The input
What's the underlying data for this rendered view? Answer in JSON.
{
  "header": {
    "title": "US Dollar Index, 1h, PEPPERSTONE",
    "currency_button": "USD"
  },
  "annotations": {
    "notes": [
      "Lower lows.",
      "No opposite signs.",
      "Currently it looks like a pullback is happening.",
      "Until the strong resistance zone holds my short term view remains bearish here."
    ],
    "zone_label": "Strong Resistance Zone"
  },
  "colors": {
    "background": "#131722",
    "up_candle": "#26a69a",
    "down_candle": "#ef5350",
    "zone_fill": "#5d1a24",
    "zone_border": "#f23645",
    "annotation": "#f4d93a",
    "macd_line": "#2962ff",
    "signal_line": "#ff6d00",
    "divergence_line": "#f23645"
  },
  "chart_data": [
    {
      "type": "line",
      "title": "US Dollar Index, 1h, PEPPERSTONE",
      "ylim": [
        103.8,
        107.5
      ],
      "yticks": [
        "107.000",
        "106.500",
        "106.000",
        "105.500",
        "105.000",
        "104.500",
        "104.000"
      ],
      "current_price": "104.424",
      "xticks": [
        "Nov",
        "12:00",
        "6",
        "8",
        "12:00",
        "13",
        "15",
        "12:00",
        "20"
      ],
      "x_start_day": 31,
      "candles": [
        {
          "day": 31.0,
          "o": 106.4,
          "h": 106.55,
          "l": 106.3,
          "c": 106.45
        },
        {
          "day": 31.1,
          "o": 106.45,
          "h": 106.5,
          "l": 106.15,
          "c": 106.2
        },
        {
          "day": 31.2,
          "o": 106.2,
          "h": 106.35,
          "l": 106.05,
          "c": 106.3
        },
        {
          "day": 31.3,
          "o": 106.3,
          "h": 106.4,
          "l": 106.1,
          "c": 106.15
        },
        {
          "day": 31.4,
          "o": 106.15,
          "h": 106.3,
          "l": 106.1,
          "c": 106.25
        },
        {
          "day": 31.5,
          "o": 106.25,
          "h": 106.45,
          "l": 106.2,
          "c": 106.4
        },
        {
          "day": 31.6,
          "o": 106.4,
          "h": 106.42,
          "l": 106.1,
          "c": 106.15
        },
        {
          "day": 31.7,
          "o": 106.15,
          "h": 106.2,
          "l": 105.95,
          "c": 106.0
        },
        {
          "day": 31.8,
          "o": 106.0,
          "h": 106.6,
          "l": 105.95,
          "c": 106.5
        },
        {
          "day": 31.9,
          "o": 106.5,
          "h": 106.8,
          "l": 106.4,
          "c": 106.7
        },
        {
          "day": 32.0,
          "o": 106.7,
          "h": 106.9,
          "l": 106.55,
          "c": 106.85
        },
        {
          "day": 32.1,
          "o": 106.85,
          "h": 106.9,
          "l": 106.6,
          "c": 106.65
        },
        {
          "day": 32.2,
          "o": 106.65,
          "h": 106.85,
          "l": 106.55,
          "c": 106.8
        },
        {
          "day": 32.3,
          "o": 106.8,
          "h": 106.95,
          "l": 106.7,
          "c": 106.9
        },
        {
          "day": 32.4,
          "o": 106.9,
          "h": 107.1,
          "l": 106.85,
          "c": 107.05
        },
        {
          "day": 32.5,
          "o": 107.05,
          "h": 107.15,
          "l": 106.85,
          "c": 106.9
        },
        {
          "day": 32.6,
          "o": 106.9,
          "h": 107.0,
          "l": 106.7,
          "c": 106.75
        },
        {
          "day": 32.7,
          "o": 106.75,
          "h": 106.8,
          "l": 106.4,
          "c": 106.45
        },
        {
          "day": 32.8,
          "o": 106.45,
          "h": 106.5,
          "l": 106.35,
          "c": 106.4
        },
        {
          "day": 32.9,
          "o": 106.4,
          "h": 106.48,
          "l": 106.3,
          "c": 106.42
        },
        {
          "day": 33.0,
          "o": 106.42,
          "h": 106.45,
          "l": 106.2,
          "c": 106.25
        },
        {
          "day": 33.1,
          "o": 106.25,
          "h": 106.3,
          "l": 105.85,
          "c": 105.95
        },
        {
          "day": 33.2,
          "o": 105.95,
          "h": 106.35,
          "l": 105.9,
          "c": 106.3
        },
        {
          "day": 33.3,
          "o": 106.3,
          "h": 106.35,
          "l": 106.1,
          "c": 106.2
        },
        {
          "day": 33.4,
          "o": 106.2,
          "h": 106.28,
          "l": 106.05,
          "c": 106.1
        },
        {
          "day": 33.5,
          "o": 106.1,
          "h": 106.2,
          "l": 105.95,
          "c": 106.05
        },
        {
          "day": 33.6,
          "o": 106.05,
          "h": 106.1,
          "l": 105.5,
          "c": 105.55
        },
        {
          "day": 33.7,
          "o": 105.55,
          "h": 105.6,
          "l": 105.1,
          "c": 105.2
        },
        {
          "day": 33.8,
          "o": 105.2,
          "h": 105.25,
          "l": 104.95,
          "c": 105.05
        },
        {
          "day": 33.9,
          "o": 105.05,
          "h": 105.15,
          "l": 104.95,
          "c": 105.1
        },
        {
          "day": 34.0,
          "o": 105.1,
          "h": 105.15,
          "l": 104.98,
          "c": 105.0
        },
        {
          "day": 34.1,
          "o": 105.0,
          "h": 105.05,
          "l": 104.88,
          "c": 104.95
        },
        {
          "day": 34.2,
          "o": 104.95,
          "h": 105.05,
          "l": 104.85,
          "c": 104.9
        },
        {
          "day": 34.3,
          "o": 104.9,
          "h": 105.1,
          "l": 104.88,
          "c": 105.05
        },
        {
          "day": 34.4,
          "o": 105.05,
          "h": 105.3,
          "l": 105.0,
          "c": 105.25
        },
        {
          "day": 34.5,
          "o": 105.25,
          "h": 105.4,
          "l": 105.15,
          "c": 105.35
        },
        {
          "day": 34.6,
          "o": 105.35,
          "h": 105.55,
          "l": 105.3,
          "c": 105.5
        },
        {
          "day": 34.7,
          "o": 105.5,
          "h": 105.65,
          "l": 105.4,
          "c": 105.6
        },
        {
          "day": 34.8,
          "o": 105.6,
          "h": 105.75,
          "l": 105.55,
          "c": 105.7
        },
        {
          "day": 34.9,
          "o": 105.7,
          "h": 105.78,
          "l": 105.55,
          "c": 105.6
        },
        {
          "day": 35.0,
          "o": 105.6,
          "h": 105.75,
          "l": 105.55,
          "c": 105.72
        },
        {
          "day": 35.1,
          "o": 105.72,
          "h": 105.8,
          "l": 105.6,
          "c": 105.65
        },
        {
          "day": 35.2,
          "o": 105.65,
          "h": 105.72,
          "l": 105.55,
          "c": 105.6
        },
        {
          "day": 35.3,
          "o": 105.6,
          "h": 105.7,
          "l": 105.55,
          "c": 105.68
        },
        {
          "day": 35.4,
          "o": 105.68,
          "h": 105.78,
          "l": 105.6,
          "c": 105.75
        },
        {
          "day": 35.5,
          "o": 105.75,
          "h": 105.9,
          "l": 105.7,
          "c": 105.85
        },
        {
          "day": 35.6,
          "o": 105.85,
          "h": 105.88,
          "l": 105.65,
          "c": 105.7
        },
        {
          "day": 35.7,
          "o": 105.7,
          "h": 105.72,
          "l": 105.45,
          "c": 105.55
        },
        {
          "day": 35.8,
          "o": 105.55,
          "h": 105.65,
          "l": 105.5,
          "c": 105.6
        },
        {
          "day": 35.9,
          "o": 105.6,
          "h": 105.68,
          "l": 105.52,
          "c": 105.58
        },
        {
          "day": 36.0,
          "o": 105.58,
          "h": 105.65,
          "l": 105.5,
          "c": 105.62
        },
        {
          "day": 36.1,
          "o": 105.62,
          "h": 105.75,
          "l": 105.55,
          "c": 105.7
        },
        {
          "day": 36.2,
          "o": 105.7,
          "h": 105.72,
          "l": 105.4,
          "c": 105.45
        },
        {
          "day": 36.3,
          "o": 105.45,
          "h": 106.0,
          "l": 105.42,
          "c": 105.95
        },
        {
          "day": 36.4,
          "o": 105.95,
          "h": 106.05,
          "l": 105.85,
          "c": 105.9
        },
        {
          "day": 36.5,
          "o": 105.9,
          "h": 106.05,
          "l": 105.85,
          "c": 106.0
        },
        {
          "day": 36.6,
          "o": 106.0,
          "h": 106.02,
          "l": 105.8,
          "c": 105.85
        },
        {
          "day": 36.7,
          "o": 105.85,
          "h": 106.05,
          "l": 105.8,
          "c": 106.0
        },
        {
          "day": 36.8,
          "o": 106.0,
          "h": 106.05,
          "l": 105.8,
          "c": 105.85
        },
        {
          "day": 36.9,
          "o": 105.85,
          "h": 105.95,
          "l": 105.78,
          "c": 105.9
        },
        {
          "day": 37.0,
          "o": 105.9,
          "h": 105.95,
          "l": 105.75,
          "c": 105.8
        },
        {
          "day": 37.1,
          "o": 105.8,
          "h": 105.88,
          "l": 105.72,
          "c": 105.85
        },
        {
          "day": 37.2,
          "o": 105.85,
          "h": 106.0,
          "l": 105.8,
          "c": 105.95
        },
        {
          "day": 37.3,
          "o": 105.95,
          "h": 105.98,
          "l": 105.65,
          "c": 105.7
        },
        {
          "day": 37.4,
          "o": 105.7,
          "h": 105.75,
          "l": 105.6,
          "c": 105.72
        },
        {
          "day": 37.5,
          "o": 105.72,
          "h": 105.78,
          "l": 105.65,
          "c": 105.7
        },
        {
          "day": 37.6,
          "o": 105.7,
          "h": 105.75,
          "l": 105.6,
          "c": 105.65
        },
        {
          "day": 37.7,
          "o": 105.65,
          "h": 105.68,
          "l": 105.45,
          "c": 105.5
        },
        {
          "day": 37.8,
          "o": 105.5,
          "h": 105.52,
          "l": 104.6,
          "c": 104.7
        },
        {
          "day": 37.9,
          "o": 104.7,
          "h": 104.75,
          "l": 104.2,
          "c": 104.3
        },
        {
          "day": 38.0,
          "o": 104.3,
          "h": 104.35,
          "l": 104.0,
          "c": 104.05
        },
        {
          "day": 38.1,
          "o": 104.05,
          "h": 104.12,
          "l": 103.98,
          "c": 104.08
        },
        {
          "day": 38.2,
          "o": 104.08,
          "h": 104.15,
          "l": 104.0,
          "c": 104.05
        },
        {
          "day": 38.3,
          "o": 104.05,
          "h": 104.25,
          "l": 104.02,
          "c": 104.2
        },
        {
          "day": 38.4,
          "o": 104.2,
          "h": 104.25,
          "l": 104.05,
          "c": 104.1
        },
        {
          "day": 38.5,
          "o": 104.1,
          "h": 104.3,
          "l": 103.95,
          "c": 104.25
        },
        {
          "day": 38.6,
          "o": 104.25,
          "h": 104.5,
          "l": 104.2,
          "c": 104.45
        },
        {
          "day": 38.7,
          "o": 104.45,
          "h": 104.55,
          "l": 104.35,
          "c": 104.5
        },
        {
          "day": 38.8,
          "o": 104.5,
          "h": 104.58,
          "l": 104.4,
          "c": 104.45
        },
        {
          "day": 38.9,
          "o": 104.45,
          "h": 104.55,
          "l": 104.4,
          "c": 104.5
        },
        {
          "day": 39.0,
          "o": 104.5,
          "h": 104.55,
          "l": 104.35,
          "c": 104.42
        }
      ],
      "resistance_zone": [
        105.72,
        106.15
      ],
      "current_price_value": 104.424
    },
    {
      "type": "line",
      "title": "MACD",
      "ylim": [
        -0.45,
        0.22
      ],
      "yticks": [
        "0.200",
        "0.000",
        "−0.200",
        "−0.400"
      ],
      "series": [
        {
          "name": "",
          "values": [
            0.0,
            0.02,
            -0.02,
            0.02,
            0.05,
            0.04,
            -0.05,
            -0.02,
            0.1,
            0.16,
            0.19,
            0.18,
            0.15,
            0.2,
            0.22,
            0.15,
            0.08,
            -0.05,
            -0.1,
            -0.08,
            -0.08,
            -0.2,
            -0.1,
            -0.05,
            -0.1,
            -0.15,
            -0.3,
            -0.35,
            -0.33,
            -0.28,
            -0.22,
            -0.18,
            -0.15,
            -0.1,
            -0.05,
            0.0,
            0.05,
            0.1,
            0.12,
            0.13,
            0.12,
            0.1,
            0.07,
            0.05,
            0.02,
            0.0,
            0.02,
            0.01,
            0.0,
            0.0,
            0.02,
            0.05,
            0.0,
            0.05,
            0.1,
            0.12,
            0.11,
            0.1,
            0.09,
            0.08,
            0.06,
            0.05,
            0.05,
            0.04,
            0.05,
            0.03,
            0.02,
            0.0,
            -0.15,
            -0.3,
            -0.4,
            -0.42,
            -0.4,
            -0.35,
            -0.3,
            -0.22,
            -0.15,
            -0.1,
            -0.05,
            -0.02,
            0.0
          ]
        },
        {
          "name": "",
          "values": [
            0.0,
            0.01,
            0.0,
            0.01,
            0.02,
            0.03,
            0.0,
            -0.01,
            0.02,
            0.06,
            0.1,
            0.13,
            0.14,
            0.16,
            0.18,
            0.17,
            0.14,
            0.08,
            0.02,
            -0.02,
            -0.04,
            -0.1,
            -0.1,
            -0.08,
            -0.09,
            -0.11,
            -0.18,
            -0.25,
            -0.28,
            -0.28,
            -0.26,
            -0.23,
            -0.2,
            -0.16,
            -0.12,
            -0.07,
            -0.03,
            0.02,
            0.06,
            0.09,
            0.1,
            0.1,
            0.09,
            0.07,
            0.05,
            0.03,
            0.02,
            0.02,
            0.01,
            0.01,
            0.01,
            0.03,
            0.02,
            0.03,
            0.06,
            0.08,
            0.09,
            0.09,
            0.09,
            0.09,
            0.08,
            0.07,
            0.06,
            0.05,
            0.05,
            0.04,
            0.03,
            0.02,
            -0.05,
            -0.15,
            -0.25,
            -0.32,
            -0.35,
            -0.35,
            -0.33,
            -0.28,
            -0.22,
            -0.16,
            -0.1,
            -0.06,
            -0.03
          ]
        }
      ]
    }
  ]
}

Exercise aim
Select and copy every line of the listing with the word "title".

Result of this exercise
    "title": "US Dollar Index, 1h, PEPPERSTONE",
      "title": "US Dollar Index, 1h, PEPPERSTONE",
      "title": "MACD",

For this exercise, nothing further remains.